## OBJECTIVE
Make an exact copy of the entries, and keep any pictures out of it.
** Start of SOURCE RECORDS **
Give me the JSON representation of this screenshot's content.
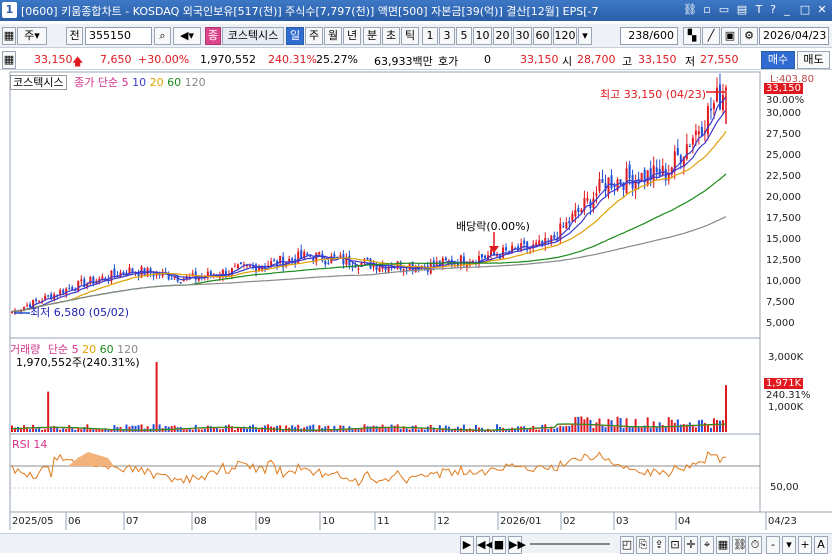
{
  "window": {
    "number": "1",
    "title": "[0600] 키움종합차트 - KOSDAQ 외국인보유[517(천)] 주식수[7,797(천)] 액면[500] 자본금[39(억)] 결산[12월] EPS[-7"
  },
  "toolbar": {
    "period_type": "주",
    "prev_label": "전",
    "code": "355150",
    "index_btn": "종",
    "index_name": "코스텍시스",
    "periods": [
      "일",
      "주",
      "월",
      "년",
      "분",
      "초",
      "틱"
    ],
    "minutes": [
      "1",
      "3",
      "5",
      "10",
      "20",
      "30",
      "60",
      "120"
    ],
    "count": "238/600",
    "date": "2026/04/23",
    "buy_label": "매수",
    "sell_label": "매도"
  },
  "quote": {
    "price": "33,150",
    "change": "7,650",
    "change_pct": "+30.00%",
    "volume": "1,970,552",
    "vol_ratio": "240.31%",
    "turnover": "25.27%",
    "amount": "63,933백만",
    "hoga_label": "호가",
    "hoga_value": "0",
    "hoga_price": "33,150",
    "open_label": "시",
    "open": "28,700",
    "high_label": "고",
    "high": "33,150",
    "low_label": "저",
    "low": "27,550"
  },
  "price_panel": {
    "name": "코스텍시스",
    "ma_label": "종가 단순",
    "ma_periods": [
      "5",
      "10",
      "20",
      "60",
      "120"
    ],
    "ma_colors": [
      "#3a3acc",
      "#3a3acc",
      "#e0a000",
      "#1a8a1a",
      "#888888"
    ],
    "high_annotation": "최고 33,150 (04/23)",
    "low_annotation": "최저 6,580 (05/02)",
    "dividend_annotation": "배당락(0.00%)",
    "top_axis": "L:403.80",
    "current_price": "33,150",
    "current_pct": "30.00%",
    "y_ticks": [
      "30,000",
      "27,500",
      "25,000",
      "22,500",
      "20,000",
      "17,500",
      "15,000",
      "12,500",
      "10,000",
      "7,500",
      "5,000"
    ]
  },
  "volume_panel": {
    "label": "거래량",
    "ma_label": "단순",
    "ma_periods": [
      "5",
      "20",
      "60",
      "120"
    ],
    "current": "1,970,552주(240.31%)",
    "y_ticks": [
      "3,000K",
      "1,000K"
    ],
    "current_box": "1,971K",
    "current_pct": "240.31%"
  },
  "rsi_panel": {
    "label": "RSI 14",
    "y_tick": "50,00"
  },
  "x_axis": [
    "2025/05",
    "06",
    "07",
    "08",
    "09",
    "10",
    "11",
    "12",
    "2026/01",
    "02",
    "03",
    "04",
    "04/23"
  ],
  "chart_data": {
    "type": "line",
    "title": "코스텍시스",
    "x": [
      "2025/05",
      "06",
      "07",
      "08",
      "09",
      "10",
      "11",
      "12",
      "2026/01",
      "02",
      "03",
      "04",
      "04/23"
    ],
    "series": [
      {
        "name": "종가",
        "values": [
          6580,
          9500,
          11500,
          10500,
          11800,
          13200,
          12200,
          12000,
          13200,
          14500,
          22000,
          23000,
          33150
        ]
      }
    ],
    "ylim": [
      5000,
      33150
    ]
  }
}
** End of SOURCE RECORDS **
## EXERCISE ANSWER
Give me the JSON representation of this screenshot's content.
{
  "window": {
    "number": "1",
    "title": "[0600] 키움종합차트 - KOSDAQ 외국인보유[517(천)] 주식수[7,797(천)] 액면[500] 자본금[39(억)] 결산[12월] EPS[-7"
  },
  "toolbar": {
    "period_type": "주",
    "prev_label": "전",
    "code": "355150",
    "index_btn": "종",
    "index_name": "코스텍시스",
    "periods": [
      "일",
      "주",
      "월",
      "년",
      "분",
      "초",
      "틱"
    ],
    "minutes": [
      "1",
      "3",
      "5",
      "10",
      "20",
      "30",
      "60",
      "120"
    ],
    "count": "238/600",
    "date": "2026/04/23",
    "buy_label": "매수",
    "sell_label": "매도"
  },
  "quote": {
    "price": "33,150",
    "change": "7,650",
    "change_pct": "+30.00%",
    "volume": "1,970,552",
    "vol_ratio": "240.31%",
    "turnover": "25.27%",
    "amount": "63,933백만",
    "hoga_label": "호가",
    "hoga_value": "0",
    "hoga_price": "33,150",
    "open_label": "시",
    "open": "28,700",
    "high_label": "고",
    "high": "33,150",
    "low_label": "저",
    "low": "27,550"
  },
  "price_panel": {
    "name": "코스텍시스",
    "ma_label": "종가 단순",
    "ma_periods": [
      "5",
      "10",
      "20",
      "60",
      "120"
    ],
    "ma_colors": [
      "#3a3acc",
      "#3a3acc",
      "#e0a000",
      "#1a8a1a",
      "#888888"
    ],
    "high_annotation": "최고 33,150 (04/23)",
    "low_annotation": "최저 6,580 (05/02)",
    "dividend_annotation": "배당락(0.00%)",
    "top_axis": "L:403.80",
    "current_price": "33,150",
    "current_pct": "30.00%",
    "y_ticks": [
      "30,000",
      "27,500",
      "25,000",
      "22,500",
      "20,000",
      "17,500",
      "15,000",
      "12,500",
      "10,000",
      "7,500",
      "5,000"
    ]
  },
  "volume_panel": {
    "label": "거래량",
    "ma_label": "단순",
    "ma_periods": [
      "5",
      "20",
      "60",
      "120"
    ],
    "current": "1,970,552주(240.31%)",
    "y_ticks": [
      "3,000K",
      "1,000K"
    ],
    "current_box": "1,971K",
    "current_pct": "240.31%"
  },
  "rsi_panel": {
    "label": "RSI 14",
    "y_tick": "50,00"
  },
  "x_axis": [
    "2025/05",
    "06",
    "07",
    "08",
    "09",
    "10",
    "11",
    "12",
    "2026/01",
    "02",
    "03",
    "04",
    "04/23"
  ],
  "chart_data": {
    "type": "line",
    "title": "코스텍시스",
    "x": [
      "2025/05",
      "06",
      "07",
      "08",
      "09",
      "10",
      "11",
      "12",
      "2026/01",
      "02",
      "03",
      "04",
      "04/23"
    ],
    "series": [
      {
        "name": "종가",
        "values": [
          6580,
          9500,
          11500,
          10500,
          11800,
          13200,
          12200,
          12000,
          13200,
          14500,
          22000,
          23000,
          33150
        ]
      }
    ],
    "ylim": [
      5000,
      33150
    ]
  }
}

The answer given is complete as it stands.